| Activity |
The required output is every record, reproduced exactly.

-------- Information shown --------

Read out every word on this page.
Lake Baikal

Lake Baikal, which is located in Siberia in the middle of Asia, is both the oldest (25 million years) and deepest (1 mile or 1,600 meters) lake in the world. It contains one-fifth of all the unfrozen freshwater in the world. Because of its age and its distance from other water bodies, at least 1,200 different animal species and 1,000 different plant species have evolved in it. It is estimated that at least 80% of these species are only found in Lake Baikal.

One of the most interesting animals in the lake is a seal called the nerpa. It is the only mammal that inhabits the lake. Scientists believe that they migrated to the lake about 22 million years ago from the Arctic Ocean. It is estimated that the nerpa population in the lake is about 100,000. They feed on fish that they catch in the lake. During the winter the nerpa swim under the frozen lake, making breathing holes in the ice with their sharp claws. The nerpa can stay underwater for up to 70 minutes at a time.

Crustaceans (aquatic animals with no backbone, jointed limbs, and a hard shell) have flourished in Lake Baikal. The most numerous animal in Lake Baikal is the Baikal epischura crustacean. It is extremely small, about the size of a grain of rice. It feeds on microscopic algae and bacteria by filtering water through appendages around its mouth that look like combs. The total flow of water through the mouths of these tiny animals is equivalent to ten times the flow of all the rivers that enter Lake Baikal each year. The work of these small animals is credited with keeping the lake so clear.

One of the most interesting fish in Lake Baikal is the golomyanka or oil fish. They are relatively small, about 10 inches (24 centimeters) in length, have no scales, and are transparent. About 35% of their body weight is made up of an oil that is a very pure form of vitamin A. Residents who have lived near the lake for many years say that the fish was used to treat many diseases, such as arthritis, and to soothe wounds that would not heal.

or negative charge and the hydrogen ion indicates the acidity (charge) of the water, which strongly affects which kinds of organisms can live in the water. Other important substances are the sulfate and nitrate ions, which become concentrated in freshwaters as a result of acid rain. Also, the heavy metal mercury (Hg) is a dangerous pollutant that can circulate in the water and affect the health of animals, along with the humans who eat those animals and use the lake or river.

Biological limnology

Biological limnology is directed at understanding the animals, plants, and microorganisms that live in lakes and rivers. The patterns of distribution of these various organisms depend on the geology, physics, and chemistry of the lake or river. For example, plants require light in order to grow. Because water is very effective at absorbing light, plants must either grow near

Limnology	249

--------

| Your solution |
Read out every word on this page.
Lake Baikal

Lake Baikal, which is located in Siberia in the middle of Asia, is both the oldest (25 million years) and deepest (1 mile or 1,600 meters) lake in the world. It contains one-fifth of all the unfrozen freshwater in the world. Because of its age and its distance from other water bodies, at least 1,200 different animal species and 1,000 different plant species have evolved in it. It is estimated that at least 80% of these species are only found in Lake Baikal.

One of the most interesting animals in the lake is a seal called the nerpa. It is the only mammal that inhabits the lake. Scientists believe that they migrated to the lake about 22 million years ago from the Arctic Ocean. It is estimated that the nerpa population in the lake is about 100,000. They feed on fish that they catch in the lake. During the winter the nerpa swim under the frozen lake, making breathing holes in the ice with their sharp claws. The nerpa can stay underwater for up to 70 minutes at a time.

Crustaceans (aquatic animals with no backbone, jointed limbs, and a hard shell) have flourished in Lake Baikal. The most numerous animal in Lake Baikal is the Baikal epischura crustacean. It is extremely small, about the size of a grain of rice. It feeds on microscopic algae and bacteria by filtering water through appendages around its mouth that look like combs. The total flow of water through the mouths of these tiny animals is equivalent to ten times the flow of all the rivers that enter Lake Baikal each year. The work of these small animals is credited with keeping the lake so clear.

One of the most interesting fish in Lake Baikal is the golomyanka or oil fish. They are relatively small, about 10 inches (24 centimeters) in length, have no scales, and are transparent. About 35% of their body weight is made up of an oil that is a very pure form of vitamin A. Residents who have lived near the lake for many years say that the fish was used to treat many diseases, such as arthritis, and to soothe wounds that would not heal.

or negative charge and the hydrogen ion indicates the acidity (charge) of the water, which strongly affects which kinds of organisms can live in the water. Other important substances are the sulfate and nitrate ions, which become concentrated in freshwaters as a result of acid rain. Also, the heavy metal mercury (Hg) is a dangerous pollutant that can circulate in the water and affect the health of animals, along with the humans who eat those animals and use the lake or river.

Biological limnology

Biological limnology is directed at understanding the animals, plants, and microorganisms that live in lakes and rivers. The patterns of distribution of these various organisms depend on the geology, physics, and chemistry of the lake or river. For example, plants require light in order to grow. Because water is very effective at absorbing light, plants must either grow near

Limnology	249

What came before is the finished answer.